§ What this task involves: Copy each line below in which the word "rayraywa" occurs.

Dataset items
========

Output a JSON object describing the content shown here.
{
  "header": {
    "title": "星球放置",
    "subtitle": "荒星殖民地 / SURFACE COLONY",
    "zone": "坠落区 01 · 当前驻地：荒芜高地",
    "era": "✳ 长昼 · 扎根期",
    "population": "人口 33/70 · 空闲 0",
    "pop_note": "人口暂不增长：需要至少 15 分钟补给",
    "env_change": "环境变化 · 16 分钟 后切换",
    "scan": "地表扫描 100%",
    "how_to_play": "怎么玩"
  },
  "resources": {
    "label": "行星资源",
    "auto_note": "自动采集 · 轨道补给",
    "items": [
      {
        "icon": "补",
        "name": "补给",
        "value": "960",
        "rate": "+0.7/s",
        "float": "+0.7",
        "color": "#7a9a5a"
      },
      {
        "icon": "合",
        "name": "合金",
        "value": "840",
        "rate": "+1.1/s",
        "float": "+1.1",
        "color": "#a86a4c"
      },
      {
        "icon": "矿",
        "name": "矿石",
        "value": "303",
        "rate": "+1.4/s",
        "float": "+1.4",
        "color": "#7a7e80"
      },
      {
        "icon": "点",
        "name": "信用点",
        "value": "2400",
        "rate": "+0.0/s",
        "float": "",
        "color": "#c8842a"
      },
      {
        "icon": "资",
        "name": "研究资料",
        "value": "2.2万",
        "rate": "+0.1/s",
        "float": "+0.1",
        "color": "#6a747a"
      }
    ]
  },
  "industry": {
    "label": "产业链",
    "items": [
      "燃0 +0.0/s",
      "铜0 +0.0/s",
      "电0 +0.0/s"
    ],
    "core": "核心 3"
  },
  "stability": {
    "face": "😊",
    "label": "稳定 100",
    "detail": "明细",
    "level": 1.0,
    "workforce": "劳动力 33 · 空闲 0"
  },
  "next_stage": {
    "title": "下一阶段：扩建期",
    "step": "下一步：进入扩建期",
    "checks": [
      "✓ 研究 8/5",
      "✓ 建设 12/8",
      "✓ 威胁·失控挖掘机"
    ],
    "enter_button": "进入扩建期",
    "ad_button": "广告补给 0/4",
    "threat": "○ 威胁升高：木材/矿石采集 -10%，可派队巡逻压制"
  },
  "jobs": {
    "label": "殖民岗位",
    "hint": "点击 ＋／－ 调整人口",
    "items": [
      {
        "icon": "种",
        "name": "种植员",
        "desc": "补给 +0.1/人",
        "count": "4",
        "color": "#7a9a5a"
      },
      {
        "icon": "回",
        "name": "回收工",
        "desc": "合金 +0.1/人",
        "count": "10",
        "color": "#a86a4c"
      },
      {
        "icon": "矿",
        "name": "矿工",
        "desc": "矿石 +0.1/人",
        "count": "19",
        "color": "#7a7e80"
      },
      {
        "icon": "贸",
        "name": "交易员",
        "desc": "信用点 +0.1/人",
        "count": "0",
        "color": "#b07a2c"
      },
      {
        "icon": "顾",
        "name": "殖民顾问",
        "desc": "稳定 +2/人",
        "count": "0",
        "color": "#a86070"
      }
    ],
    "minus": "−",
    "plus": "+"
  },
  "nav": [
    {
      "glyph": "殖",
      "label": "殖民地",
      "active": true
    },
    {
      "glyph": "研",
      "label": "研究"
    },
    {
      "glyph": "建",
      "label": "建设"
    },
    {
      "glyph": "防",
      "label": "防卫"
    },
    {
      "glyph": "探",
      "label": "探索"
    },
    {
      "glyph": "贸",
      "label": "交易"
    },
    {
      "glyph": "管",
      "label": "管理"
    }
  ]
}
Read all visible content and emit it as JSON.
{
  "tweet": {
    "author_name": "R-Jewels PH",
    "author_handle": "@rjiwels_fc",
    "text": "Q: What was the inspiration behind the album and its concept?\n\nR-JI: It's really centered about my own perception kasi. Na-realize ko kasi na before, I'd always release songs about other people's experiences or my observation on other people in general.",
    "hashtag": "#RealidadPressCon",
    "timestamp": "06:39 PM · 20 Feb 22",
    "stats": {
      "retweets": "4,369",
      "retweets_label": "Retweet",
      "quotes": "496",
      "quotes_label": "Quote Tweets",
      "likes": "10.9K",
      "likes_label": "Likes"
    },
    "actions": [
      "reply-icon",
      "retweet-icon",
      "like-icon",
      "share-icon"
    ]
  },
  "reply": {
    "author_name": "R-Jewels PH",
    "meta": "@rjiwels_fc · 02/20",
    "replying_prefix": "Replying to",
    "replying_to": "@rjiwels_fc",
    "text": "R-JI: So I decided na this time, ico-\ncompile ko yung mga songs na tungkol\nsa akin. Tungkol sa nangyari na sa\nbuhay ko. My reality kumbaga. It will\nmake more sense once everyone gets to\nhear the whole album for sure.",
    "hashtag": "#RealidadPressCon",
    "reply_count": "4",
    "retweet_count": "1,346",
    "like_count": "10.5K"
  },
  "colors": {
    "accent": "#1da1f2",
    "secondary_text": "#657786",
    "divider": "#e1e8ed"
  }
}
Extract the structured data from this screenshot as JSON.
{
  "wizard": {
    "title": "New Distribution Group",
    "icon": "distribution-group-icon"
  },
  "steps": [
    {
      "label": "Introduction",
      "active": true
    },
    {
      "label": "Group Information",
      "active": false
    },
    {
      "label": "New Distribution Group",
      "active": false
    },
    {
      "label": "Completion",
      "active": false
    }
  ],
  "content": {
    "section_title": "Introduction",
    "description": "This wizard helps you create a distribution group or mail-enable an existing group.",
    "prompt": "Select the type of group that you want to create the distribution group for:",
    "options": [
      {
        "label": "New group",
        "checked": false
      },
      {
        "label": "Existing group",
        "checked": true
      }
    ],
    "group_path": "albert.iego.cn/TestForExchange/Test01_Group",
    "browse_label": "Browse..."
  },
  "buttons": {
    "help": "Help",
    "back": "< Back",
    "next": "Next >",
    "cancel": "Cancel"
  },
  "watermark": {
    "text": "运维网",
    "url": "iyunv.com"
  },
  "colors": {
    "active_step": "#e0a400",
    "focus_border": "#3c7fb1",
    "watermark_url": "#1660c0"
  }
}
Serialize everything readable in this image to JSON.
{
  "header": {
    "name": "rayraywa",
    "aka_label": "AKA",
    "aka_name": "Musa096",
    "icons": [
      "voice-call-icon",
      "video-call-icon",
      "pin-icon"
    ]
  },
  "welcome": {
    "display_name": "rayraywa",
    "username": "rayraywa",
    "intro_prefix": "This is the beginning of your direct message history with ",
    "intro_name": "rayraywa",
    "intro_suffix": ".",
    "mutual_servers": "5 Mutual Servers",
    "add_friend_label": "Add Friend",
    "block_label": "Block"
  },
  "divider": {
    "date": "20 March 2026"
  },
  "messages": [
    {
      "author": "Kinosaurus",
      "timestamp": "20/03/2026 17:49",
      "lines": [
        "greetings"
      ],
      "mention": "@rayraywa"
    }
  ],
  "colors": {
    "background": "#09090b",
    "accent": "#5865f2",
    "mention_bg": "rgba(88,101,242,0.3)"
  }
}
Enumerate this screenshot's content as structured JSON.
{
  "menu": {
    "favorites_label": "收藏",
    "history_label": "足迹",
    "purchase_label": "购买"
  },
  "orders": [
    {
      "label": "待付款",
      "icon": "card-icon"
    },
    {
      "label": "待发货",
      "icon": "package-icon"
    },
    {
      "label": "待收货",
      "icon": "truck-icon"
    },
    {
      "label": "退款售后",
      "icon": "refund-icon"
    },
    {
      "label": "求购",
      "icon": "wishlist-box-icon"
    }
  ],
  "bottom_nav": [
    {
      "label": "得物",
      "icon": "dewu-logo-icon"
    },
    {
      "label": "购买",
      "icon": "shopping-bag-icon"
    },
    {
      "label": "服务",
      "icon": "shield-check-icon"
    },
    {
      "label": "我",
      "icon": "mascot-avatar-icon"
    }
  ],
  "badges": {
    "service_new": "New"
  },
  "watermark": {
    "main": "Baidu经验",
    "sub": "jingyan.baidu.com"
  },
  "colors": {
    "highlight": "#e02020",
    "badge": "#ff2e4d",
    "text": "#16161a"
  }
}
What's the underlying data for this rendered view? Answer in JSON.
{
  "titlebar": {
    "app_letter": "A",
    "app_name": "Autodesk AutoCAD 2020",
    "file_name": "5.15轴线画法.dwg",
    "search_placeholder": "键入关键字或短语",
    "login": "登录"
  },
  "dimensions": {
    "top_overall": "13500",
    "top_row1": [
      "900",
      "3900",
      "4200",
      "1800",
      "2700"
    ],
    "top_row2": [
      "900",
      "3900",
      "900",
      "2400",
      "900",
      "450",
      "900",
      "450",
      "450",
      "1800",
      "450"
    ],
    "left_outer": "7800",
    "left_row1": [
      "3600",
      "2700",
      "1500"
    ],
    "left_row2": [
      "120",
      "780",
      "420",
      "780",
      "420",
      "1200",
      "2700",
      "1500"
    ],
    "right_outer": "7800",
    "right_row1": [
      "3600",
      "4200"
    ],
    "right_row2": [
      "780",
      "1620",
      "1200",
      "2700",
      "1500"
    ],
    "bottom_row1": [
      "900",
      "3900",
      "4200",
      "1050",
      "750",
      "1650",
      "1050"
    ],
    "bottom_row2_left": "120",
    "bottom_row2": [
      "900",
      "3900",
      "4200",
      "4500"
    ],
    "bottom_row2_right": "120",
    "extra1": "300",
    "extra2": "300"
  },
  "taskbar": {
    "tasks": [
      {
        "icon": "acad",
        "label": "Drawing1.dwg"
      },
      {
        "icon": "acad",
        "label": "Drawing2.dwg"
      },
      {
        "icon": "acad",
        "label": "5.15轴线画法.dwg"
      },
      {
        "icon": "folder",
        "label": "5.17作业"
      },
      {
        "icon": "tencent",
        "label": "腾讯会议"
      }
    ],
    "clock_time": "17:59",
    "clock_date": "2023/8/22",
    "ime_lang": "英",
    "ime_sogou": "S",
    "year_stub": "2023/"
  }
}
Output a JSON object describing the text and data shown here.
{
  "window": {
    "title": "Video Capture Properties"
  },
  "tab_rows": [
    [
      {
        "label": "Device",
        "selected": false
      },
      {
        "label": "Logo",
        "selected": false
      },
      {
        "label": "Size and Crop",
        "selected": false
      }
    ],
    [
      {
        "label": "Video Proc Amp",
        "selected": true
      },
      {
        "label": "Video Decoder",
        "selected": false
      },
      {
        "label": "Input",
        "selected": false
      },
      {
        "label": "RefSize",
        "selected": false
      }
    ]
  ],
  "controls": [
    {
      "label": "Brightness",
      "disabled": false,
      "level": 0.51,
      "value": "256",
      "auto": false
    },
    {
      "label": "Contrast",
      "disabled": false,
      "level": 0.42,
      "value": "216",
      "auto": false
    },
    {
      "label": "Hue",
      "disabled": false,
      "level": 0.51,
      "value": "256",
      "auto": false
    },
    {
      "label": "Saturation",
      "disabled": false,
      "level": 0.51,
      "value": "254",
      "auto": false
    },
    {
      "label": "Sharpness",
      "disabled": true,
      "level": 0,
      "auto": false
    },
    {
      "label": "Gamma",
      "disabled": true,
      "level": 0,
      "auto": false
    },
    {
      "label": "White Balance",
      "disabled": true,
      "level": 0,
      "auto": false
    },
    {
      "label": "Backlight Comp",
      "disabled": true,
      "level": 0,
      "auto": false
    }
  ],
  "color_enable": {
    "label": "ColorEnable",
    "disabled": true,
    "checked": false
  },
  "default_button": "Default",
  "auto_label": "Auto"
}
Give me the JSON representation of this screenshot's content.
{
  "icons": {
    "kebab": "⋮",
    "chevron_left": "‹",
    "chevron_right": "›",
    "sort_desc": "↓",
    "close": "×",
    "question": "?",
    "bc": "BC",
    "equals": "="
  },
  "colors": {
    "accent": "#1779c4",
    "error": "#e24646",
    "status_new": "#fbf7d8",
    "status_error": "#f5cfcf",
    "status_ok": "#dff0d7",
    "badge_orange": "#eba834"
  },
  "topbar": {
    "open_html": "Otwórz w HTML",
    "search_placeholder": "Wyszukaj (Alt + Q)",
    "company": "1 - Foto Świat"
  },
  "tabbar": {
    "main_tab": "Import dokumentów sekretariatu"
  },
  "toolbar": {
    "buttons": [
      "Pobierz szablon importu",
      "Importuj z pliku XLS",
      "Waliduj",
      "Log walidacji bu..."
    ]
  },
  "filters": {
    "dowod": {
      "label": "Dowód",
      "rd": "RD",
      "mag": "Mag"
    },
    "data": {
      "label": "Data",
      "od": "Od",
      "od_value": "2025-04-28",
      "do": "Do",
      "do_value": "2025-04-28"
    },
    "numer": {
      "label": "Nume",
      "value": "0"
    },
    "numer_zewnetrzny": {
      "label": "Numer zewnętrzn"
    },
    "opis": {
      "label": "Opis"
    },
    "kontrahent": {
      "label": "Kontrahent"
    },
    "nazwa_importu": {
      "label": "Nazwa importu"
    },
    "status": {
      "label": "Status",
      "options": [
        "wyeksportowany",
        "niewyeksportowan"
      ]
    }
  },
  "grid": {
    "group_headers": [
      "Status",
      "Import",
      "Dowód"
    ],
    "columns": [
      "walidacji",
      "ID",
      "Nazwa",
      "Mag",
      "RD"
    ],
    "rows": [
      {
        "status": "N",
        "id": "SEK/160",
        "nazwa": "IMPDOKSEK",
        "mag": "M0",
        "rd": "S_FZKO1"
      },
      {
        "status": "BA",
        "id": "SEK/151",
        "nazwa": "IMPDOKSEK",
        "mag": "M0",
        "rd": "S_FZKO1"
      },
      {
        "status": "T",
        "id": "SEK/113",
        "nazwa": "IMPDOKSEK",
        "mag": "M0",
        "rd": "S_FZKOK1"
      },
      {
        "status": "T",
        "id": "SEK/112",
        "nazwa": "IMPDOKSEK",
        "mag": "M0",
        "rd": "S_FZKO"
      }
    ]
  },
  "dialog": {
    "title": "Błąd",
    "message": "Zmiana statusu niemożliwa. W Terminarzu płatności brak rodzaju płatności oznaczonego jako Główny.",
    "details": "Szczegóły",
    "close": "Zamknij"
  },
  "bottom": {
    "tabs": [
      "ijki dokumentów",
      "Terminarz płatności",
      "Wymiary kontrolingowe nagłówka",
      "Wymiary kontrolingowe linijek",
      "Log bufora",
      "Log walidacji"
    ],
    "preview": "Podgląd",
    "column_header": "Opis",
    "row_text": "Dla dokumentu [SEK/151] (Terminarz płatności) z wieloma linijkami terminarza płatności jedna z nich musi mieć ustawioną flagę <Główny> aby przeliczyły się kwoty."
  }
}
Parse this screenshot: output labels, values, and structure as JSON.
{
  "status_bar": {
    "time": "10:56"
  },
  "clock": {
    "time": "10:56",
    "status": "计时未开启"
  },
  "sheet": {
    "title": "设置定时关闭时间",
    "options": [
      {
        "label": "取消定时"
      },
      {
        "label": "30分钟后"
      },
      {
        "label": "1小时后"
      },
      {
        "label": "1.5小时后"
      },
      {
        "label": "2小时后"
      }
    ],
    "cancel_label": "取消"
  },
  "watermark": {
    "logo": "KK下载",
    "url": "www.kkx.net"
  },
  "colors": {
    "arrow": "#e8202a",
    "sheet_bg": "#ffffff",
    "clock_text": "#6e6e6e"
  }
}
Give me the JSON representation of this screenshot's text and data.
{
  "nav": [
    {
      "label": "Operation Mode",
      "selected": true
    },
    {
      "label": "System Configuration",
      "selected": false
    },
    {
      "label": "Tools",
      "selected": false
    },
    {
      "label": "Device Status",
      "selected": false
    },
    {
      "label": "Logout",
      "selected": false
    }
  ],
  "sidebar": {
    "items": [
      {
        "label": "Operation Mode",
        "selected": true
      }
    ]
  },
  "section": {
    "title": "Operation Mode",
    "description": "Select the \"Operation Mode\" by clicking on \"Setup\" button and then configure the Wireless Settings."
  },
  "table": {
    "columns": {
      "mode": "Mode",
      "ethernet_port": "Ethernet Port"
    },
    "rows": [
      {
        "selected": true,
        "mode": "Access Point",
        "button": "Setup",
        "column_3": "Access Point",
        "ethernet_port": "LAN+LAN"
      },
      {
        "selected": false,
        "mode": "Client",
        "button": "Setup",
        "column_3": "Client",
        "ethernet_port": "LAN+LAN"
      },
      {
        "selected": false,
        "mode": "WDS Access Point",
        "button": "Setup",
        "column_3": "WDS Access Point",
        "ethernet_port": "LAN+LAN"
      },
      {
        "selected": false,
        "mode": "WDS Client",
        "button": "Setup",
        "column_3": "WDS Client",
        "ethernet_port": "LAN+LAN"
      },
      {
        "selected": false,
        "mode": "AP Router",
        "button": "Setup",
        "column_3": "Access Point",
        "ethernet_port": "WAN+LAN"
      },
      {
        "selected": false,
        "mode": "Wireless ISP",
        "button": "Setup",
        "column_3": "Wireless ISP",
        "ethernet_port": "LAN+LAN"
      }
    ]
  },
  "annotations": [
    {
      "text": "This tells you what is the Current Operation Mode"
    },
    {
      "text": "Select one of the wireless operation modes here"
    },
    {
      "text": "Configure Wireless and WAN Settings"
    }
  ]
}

========

§ Problem solution:
    "name": "rayraywa",
    "display_name": "rayraywa",
    "username": "rayraywa",
    "intro_name": "rayraywa",
      "mention": "@rayraywa"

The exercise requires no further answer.